• Source records:
^^^^^^^^^^^^^^^^

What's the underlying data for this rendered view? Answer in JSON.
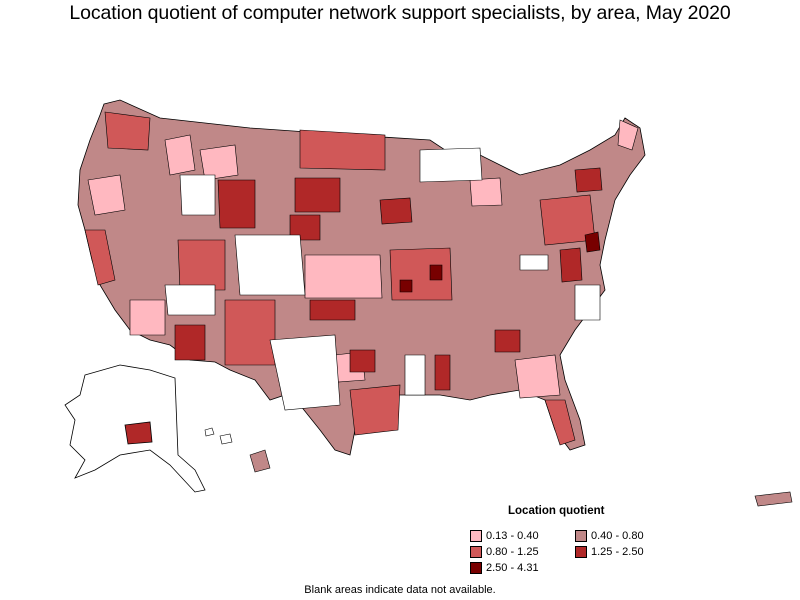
{
  "title": "Location quotient of computer network support specialists, by area, May 2020",
  "legend": {
    "title": "Location quotient",
    "items": [
      {
        "label": "0.13 - 0.40",
        "color": "#ffb8c0"
      },
      {
        "label": "0.40 - 0.80",
        "color": "#c08888"
      },
      {
        "label": "0.80 - 1.25",
        "color": "#d05858"
      },
      {
        "label": "1.25 - 2.50",
        "color": "#b02828"
      },
      {
        "label": "2.50 - 4.31",
        "color": "#780000"
      }
    ]
  },
  "footnote": "Blank areas indicate data not available.",
  "colors": {
    "border": "#000000",
    "no_data": "#ffffff",
    "background": "#ffffff"
  }
}
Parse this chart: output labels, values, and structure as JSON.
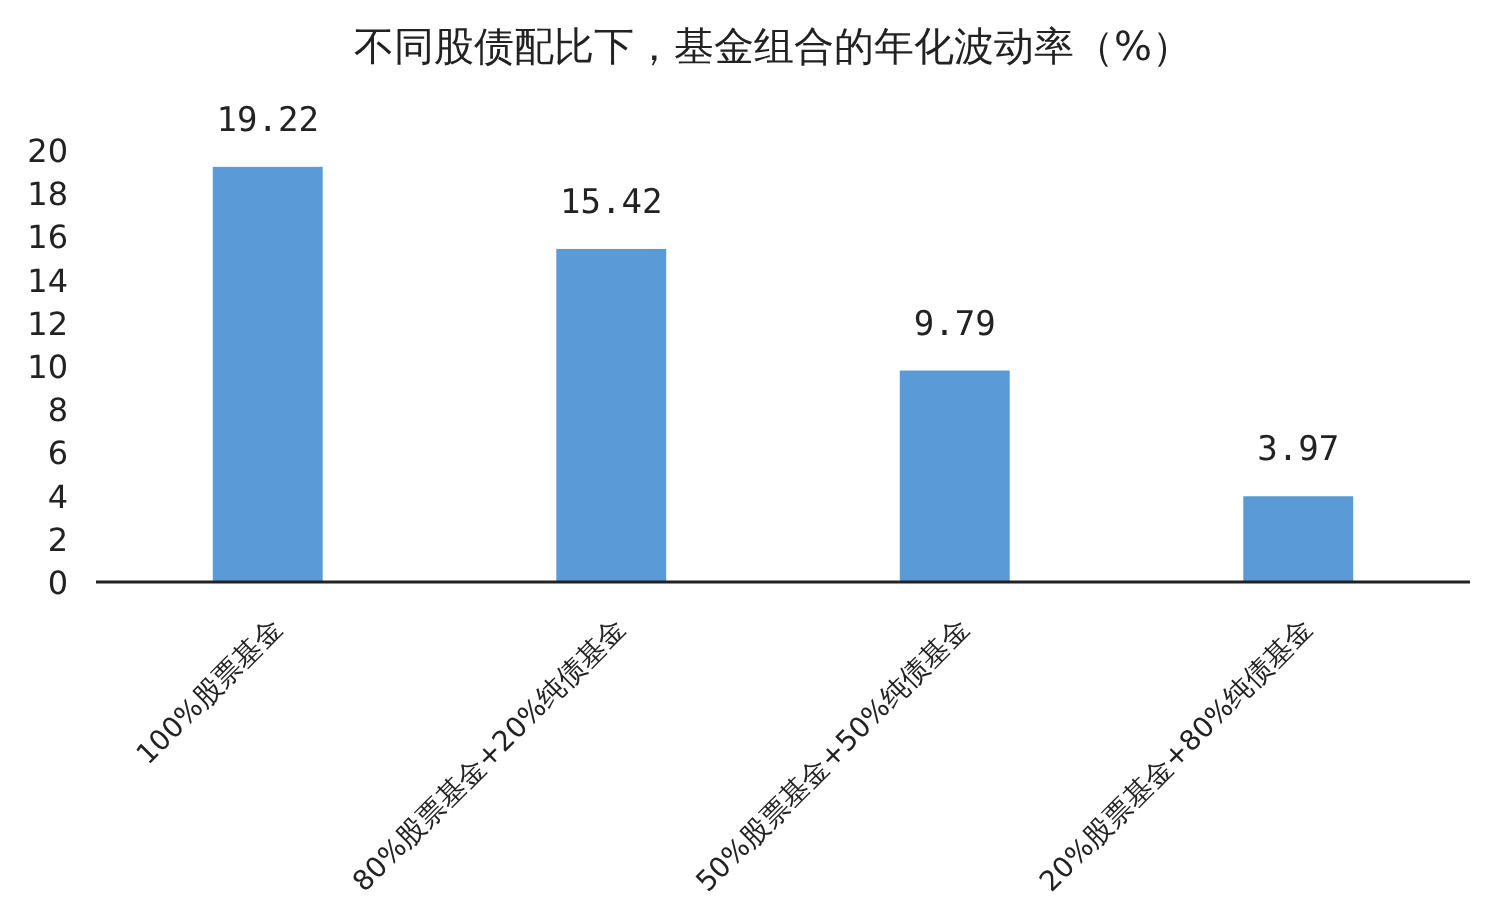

^^^^^^^^^^^^^^^^

• Objective: Transcribe every entry above exactly. Omit all pictures.

• Task answer:
What's the underlying data for this rendered view? Answer in JSON.
{
  "title": "Location quotient of computer network support specialists, by area, May 2020",
  "legend": {
    "title": "Location quotient",
    "items": [
      {
        "label": "0.13 - 0.40",
        "color": "#ffb8c0"
      },
      {
        "label": "0.40 - 0.80",
        "color": "#c08888"
      },
      {
        "label": "0.80 - 1.25",
        "color": "#d05858"
      },
      {
        "label": "1.25 - 2.50",
        "color": "#b02828"
      },
      {
        "label": "2.50 - 4.31",
        "color": "#780000"
      }
    ]
  },
  "footnote": "Blank areas indicate data not available.",
  "colors": {
    "border": "#000000",
    "no_data": "#ffffff",
    "background": "#ffffff"
  }
}
Parse this chart: output labels, values, and structure as JSON.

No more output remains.